_Your goal:_ Scan the data beneath this task and copy each line that includes "make".

Extracted data entries
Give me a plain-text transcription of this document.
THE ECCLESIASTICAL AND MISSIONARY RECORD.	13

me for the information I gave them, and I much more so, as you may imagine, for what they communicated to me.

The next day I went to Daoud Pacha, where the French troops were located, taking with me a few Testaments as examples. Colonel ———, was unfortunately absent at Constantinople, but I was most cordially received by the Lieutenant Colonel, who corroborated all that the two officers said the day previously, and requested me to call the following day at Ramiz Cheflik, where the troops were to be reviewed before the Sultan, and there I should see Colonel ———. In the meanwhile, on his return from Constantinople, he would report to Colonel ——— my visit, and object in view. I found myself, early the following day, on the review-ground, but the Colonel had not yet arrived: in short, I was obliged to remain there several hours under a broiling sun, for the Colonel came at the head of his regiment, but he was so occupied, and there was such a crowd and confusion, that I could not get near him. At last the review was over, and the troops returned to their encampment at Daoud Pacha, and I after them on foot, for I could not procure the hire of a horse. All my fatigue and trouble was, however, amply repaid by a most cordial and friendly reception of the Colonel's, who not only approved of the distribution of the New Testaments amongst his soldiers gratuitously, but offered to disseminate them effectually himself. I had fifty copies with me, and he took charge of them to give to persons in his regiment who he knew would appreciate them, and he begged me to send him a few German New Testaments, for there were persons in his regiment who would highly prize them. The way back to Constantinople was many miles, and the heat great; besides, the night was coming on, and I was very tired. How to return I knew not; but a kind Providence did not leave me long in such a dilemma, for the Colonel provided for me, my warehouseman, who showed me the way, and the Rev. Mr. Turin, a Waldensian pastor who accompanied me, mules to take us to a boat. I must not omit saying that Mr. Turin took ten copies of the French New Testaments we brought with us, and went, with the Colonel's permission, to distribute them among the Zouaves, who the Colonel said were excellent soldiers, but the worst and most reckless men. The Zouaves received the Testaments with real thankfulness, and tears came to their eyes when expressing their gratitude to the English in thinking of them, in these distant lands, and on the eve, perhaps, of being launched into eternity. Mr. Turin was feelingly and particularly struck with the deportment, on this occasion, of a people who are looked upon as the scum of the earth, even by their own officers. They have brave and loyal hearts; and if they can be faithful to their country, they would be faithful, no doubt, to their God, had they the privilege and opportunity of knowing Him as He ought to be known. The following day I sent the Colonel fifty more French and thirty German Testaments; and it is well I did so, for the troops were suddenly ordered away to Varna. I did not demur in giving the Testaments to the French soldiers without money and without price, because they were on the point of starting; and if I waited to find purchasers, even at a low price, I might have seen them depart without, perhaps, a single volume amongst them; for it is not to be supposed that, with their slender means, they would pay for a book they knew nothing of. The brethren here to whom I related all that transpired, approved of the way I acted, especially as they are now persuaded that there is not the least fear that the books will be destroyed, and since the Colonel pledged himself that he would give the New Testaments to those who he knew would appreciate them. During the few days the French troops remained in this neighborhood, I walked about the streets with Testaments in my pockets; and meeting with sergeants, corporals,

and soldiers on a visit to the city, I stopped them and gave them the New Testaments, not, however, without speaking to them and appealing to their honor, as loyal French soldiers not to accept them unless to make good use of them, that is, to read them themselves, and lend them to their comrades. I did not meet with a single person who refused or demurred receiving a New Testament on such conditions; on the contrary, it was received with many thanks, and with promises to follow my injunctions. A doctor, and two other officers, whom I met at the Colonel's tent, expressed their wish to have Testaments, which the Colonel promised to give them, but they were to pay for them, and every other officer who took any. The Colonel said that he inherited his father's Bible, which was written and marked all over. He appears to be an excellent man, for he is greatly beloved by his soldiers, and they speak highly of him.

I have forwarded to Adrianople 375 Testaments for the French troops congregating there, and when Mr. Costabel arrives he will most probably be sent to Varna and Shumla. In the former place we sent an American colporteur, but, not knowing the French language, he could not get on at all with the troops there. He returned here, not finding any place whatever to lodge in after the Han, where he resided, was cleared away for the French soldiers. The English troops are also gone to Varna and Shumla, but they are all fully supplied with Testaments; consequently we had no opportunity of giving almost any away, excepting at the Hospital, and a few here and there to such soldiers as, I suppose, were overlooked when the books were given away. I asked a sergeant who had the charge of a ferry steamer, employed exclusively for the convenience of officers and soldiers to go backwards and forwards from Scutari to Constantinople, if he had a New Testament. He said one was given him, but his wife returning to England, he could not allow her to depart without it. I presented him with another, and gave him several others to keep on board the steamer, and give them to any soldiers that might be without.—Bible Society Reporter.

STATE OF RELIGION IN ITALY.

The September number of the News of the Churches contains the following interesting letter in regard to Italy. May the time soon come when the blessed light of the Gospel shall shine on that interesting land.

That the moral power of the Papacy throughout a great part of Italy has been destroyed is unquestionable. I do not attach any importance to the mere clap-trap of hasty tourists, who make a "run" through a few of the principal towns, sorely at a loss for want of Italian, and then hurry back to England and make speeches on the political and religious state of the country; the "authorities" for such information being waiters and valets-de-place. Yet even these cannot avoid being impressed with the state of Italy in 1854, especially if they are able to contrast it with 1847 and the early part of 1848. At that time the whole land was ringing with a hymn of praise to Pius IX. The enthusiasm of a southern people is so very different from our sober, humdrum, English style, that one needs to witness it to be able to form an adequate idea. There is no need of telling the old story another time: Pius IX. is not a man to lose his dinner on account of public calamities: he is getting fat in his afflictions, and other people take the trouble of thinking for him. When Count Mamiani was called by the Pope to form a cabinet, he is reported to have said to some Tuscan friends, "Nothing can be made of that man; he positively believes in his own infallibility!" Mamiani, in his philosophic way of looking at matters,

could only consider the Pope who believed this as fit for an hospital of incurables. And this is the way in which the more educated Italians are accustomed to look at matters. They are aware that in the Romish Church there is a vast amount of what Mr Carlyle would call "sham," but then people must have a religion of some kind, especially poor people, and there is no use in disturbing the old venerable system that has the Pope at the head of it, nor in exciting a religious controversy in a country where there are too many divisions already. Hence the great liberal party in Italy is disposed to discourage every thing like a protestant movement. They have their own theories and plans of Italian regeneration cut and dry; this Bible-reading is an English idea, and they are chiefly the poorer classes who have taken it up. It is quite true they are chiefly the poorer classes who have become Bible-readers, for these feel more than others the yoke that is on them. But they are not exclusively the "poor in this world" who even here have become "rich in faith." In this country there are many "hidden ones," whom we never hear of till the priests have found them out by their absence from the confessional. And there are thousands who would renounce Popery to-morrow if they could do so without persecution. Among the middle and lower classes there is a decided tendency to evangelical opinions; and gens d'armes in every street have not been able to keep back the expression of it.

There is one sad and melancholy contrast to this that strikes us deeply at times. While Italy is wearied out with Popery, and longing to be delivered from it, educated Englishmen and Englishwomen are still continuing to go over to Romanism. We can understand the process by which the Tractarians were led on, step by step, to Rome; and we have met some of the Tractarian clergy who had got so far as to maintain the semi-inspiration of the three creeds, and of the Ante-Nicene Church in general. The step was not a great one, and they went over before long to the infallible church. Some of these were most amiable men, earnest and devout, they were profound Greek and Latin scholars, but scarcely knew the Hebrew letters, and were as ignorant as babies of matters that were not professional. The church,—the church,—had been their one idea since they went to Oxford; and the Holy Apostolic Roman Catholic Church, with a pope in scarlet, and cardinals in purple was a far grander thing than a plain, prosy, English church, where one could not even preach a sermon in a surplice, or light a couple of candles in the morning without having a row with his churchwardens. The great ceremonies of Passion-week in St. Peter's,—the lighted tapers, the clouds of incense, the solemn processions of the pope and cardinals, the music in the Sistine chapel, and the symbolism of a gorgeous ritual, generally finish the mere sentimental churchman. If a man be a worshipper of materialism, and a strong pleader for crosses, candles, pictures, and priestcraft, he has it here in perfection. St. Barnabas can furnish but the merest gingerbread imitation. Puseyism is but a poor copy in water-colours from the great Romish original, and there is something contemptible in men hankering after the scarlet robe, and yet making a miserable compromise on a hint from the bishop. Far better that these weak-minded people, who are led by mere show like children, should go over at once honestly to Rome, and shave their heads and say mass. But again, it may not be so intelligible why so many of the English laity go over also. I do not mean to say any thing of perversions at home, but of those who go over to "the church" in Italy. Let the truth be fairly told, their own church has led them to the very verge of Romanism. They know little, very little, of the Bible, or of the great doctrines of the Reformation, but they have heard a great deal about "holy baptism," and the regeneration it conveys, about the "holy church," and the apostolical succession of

_Solution for this task:_
and soldiers on a visit to the city, I stopped them and gave them the New Testaments, not, however, without speaking to them and appealing to their honor, as loyal French soldiers not to accept them unless to make good use of them, that is, to read them themselves, and lend them to their comrades. I did not meet with a single person who refused or demurred receiving a New Testament on such conditions; on the contrary, it was received with many thanks, and with promises to follow my injunctions. A doctor, and two other officers, whom I met at the Colonel's tent, expressed their wish to have Testaments, which the Colonel promised to give them, but they were to pay for them, and every other officer who took any. The Colonel said that he inherited his father's Bible, which was written and marked all over. He appears to be an excellent man, for he is greatly beloved by his soldiers, and they speak highly of him.
That the moral power of the Papacy throughout a great part of Italy has been destroyed is unquestionable. I do not attach any importance to the mere clap-trap of hasty tourists, who make a "run" through a few of the principal towns, sorely at a loss for want of Italian, and then hurry back to England and make speeches on the political and religious state of the country; the "authorities" for such information being waiters and valets-de-place. Yet even these cannot avoid being impressed with the state of Italy in 1854, especially if they are able to contrast it with 1847 and the early part of 1848. At that time the whole land was ringing with a hymn of praise to Pius IX. The enthusiasm of a southern people is so very different from our sober, humdrum, English style, that one needs to witness it to be able to form an adequate idea. There is no need of telling the old story another time: Pius IX. is not a man to lose his dinner on account of public calamities: he is getting fat in his afflictions, and other people take the trouble of thinking for him. When Count Mamiani was called by the Pope to form a cabinet, he is reported to have said to some Tuscan friends, "Nothing can be made of that man; he positively believes in his own infallibility!" Mamiani, in his philosophic way of looking at matters,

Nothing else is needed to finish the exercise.